Check each line of the material. Copy those containing "Наименование".

---- EXERCISE INPUTS

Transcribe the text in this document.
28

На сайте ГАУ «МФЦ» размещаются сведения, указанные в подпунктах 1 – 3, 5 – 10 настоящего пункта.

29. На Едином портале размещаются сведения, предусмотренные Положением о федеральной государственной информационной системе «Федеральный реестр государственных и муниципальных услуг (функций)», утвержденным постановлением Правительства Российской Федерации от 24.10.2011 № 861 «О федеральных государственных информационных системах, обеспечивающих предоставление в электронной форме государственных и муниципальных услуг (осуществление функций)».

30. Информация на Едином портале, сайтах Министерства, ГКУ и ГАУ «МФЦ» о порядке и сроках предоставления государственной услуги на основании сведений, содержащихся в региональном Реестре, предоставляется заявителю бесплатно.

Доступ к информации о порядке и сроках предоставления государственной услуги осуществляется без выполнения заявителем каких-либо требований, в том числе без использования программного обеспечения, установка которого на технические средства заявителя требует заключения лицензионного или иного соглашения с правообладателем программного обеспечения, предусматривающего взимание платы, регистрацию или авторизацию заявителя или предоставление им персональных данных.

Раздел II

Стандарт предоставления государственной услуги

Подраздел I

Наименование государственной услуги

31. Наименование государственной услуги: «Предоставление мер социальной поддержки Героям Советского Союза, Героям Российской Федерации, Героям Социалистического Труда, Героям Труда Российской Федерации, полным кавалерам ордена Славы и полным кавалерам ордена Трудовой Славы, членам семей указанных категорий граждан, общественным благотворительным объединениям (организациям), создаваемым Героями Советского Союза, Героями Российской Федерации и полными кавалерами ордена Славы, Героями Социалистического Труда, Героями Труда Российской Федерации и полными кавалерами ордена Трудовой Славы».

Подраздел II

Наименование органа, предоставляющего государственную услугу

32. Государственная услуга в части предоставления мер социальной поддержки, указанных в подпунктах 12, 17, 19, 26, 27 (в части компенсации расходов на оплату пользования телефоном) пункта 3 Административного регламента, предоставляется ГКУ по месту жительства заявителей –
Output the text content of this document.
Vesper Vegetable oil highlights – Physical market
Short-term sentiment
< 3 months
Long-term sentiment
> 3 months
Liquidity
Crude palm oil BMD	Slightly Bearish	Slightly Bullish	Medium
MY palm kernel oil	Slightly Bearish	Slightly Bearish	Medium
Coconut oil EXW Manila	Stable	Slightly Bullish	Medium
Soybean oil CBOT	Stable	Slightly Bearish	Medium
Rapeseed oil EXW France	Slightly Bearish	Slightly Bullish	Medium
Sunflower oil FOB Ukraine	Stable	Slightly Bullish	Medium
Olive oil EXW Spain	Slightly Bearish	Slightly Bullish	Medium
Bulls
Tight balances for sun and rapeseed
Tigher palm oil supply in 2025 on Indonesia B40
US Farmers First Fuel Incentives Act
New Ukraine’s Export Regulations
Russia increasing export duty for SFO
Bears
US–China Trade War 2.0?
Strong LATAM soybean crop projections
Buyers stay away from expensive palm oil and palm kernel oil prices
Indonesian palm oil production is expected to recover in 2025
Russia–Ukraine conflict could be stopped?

--------

TASK SOLUTION =>
Наименование государственной услуги
31. Наименование государственной услуги: «Предоставление мер социальной поддержки Героям Советского Союза, Героям Российской Федерации, Героям Социалистического Труда, Героям Труда Российской Федерации, полным кавалерам ордена Славы и полным кавалерам ордена Трудовой Славы, членам семей указанных категорий граждан, общественным благотворительным объединениям (организациям), создаваемым Героями Советского Союза, Героями Российской Федерации и полными кавалерами ордена Славы, Героями Социалистического Труда, Героями Труда Российской Федерации и полными кавалерами ордена Трудовой Славы».
Наименование органа, предоставляющего государственную услугу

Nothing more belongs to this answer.